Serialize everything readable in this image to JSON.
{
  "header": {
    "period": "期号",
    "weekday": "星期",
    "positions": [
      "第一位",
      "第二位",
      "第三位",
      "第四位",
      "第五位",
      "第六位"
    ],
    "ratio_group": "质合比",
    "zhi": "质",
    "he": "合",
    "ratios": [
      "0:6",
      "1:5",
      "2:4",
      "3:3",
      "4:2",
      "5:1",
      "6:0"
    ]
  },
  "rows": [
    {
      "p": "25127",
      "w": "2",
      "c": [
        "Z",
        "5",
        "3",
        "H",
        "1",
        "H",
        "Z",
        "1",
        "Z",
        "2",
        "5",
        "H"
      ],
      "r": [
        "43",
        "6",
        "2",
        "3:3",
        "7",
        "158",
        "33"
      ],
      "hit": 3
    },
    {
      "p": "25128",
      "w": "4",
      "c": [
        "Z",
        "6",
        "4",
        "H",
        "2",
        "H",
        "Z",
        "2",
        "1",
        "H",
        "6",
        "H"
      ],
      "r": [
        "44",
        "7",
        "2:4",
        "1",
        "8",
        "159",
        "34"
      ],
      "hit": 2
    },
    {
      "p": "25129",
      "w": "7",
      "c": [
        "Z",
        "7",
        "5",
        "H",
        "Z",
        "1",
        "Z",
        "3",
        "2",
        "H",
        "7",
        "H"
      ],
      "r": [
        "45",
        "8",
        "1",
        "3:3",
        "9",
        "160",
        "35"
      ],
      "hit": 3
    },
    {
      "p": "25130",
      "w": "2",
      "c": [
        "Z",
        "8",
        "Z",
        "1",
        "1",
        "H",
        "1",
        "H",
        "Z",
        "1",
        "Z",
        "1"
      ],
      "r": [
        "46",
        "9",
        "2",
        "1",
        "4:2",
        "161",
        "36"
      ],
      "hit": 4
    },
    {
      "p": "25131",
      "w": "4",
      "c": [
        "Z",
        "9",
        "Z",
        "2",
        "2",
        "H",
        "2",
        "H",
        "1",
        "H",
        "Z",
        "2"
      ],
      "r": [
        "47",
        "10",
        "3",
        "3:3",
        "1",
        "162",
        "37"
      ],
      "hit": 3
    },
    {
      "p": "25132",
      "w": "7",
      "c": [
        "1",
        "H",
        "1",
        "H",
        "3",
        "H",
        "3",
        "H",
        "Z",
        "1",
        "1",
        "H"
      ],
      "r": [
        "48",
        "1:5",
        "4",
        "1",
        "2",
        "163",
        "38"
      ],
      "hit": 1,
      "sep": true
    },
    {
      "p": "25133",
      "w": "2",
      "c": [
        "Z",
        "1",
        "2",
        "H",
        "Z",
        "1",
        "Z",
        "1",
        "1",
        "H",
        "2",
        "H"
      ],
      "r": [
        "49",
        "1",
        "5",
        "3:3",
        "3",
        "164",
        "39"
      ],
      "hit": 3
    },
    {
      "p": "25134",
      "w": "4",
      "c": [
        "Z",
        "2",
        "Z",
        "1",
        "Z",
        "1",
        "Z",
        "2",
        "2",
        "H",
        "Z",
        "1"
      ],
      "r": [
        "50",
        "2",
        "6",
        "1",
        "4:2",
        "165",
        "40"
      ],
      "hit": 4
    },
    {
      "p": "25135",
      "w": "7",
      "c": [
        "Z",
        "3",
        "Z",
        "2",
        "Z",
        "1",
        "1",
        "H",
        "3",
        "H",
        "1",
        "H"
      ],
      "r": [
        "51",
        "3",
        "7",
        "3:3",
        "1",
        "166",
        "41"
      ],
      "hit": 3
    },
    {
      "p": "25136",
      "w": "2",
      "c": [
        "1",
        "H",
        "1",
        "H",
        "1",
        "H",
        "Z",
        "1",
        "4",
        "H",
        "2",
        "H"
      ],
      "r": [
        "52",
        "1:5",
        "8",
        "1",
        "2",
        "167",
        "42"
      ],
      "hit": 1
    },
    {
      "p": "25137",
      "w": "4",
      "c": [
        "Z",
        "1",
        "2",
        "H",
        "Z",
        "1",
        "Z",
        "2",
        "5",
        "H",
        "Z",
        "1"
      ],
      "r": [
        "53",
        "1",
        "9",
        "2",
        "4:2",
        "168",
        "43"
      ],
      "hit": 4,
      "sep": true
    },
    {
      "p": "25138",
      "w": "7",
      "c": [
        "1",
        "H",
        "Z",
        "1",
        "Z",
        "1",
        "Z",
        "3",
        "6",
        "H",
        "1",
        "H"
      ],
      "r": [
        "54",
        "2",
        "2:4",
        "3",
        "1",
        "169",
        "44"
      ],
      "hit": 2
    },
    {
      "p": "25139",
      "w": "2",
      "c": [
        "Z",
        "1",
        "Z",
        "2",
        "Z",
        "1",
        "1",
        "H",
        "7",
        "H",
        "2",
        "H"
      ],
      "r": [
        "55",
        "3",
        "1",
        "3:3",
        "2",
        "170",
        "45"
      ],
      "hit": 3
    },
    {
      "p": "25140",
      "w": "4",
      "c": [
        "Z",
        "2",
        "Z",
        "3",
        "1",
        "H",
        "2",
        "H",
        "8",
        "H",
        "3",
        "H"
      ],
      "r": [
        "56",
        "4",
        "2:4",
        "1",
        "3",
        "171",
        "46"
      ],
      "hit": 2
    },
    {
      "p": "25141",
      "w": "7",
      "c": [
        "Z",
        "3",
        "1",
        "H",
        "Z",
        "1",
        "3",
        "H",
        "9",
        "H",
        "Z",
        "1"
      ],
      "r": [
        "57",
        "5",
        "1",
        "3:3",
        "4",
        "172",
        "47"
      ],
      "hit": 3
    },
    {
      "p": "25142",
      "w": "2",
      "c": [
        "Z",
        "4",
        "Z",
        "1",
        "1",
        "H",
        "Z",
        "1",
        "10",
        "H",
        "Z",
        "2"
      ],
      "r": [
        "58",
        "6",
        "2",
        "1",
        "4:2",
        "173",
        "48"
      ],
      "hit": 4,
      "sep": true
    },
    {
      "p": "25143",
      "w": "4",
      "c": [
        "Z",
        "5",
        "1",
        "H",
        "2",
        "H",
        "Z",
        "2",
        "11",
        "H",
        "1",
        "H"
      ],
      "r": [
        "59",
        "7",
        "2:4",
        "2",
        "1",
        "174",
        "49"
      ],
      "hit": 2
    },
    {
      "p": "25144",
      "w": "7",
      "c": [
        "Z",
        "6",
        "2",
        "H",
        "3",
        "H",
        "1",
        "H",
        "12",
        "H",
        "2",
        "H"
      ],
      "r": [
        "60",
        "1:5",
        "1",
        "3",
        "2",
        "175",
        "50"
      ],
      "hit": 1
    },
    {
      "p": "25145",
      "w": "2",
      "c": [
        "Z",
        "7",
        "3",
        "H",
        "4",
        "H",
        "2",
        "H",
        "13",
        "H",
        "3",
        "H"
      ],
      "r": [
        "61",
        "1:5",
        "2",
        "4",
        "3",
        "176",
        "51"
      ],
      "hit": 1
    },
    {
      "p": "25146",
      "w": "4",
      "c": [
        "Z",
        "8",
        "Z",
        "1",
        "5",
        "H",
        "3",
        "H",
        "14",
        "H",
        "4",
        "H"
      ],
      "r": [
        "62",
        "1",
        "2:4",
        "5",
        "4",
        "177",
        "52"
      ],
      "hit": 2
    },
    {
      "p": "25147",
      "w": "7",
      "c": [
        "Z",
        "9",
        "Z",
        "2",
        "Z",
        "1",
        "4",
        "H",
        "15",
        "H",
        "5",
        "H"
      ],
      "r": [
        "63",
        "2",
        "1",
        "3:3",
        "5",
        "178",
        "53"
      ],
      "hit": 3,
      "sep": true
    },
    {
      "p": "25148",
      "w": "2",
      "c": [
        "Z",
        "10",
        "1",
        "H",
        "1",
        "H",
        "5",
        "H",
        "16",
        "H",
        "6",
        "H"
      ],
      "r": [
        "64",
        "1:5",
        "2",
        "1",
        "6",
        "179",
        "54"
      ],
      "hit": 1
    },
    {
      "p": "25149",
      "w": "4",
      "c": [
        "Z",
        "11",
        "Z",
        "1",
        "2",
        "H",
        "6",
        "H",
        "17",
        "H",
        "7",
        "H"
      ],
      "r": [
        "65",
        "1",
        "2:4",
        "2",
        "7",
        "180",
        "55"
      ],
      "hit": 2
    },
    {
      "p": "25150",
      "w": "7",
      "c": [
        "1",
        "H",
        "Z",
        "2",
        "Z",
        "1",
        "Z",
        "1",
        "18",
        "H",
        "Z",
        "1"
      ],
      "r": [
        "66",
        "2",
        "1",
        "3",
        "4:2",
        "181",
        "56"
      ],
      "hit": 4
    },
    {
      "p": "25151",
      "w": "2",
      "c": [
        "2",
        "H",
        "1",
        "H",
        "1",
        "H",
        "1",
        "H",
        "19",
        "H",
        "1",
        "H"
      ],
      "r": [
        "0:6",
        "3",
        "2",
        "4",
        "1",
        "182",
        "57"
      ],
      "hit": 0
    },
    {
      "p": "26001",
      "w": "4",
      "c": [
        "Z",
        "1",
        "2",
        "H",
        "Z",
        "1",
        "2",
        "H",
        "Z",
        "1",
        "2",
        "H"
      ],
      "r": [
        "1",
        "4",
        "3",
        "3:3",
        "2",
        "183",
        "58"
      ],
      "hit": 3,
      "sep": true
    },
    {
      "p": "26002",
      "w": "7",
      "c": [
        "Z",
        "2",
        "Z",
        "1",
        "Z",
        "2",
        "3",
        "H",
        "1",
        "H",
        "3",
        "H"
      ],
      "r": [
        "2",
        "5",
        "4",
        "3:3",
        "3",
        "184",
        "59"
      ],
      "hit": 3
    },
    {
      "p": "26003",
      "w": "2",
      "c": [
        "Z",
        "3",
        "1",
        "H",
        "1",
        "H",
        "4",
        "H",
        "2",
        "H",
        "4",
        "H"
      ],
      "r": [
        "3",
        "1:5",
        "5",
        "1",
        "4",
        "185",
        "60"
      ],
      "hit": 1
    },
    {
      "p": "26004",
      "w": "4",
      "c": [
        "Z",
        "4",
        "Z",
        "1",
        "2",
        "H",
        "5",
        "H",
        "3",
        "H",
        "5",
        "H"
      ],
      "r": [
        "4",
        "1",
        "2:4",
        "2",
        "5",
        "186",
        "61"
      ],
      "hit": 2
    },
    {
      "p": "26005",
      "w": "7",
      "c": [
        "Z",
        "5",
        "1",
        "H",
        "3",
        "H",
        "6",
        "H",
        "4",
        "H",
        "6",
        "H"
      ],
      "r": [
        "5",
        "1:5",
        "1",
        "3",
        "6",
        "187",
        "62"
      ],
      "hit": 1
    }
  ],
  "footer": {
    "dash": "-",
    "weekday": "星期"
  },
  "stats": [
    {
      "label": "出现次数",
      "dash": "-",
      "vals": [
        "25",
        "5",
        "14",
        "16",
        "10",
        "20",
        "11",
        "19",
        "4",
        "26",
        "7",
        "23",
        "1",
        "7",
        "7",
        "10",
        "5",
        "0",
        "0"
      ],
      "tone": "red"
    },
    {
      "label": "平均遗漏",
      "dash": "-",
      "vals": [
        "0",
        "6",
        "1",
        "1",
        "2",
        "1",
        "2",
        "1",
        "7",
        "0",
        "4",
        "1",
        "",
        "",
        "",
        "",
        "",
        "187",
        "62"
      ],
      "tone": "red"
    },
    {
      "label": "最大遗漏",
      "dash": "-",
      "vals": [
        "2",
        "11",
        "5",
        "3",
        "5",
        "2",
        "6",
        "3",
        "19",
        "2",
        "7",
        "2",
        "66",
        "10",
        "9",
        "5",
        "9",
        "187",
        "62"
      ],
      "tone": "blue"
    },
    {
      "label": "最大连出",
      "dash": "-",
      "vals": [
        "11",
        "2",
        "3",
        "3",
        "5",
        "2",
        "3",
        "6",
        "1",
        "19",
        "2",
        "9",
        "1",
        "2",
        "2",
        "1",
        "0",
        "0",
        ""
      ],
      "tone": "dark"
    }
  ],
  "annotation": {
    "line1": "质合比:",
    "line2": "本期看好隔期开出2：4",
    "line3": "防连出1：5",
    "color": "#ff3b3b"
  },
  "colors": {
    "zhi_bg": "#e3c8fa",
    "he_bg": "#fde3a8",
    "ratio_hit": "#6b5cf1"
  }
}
========================================
*What to do*
Determine how many lines above contain "label" as a word or string. Give the number alone.

*Answer to the problem*
4